Work to complete:
A line counts if it contains the string "keras"; say how many such lines there are, giving only the number.

-- Listed entries start --

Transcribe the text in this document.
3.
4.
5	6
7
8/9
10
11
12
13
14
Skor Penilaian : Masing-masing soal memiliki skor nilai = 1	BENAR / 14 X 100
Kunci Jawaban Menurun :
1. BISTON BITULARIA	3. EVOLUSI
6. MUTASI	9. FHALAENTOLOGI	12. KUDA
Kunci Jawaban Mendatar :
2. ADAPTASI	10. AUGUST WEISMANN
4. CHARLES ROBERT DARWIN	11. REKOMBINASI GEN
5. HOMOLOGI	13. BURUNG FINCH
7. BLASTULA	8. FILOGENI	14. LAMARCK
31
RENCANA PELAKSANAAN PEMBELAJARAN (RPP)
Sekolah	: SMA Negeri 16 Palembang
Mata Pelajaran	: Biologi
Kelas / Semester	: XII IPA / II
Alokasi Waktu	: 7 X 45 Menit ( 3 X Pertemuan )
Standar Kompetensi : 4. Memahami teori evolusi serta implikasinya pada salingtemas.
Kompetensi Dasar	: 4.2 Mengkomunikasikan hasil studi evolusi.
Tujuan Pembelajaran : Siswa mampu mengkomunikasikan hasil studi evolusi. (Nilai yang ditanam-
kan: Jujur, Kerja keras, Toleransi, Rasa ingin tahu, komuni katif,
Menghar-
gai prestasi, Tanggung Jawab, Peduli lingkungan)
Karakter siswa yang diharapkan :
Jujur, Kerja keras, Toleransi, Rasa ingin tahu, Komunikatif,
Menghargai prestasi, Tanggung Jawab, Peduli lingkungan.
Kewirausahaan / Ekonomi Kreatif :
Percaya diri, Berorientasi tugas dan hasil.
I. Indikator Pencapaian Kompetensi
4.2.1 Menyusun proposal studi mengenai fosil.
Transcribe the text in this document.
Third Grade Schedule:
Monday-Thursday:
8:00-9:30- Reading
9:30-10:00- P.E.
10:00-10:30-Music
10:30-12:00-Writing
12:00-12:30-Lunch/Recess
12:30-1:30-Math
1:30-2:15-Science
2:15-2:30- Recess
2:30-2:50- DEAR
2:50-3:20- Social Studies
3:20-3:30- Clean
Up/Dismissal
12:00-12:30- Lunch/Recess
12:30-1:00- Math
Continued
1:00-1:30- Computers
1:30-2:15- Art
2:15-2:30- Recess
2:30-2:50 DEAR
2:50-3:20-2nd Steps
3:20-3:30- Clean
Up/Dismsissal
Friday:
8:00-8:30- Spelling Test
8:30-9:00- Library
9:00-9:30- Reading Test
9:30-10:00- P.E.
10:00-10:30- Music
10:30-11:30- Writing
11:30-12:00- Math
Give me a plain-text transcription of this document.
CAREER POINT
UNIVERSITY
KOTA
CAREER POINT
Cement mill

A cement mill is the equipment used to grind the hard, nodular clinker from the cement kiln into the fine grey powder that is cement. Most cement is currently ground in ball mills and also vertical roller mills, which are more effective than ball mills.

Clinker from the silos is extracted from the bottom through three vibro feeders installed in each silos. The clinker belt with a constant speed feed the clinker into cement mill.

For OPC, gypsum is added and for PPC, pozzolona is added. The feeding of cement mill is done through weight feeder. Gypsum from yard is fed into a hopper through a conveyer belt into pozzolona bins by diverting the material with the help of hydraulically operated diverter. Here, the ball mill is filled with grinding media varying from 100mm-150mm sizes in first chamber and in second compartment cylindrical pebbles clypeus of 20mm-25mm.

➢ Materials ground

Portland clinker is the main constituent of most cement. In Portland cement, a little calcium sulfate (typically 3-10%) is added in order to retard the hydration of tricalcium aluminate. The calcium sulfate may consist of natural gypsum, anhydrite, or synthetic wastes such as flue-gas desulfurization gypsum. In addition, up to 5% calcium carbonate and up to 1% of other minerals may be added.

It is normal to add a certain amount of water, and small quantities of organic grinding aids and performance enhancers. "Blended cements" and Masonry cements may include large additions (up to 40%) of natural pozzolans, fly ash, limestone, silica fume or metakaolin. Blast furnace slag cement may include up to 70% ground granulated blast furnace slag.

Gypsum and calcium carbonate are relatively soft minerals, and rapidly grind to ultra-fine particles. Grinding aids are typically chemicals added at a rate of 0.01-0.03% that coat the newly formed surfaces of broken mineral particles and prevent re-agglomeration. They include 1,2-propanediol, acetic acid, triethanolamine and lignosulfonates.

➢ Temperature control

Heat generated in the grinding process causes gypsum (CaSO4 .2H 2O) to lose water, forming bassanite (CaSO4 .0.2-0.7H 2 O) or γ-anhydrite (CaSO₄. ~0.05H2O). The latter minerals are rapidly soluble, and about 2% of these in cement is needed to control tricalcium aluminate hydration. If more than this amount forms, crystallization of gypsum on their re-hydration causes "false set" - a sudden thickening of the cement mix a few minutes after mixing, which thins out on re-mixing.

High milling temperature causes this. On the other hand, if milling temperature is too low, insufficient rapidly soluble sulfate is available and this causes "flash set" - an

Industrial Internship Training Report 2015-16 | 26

-- Listed entries end --

Problem solution:
2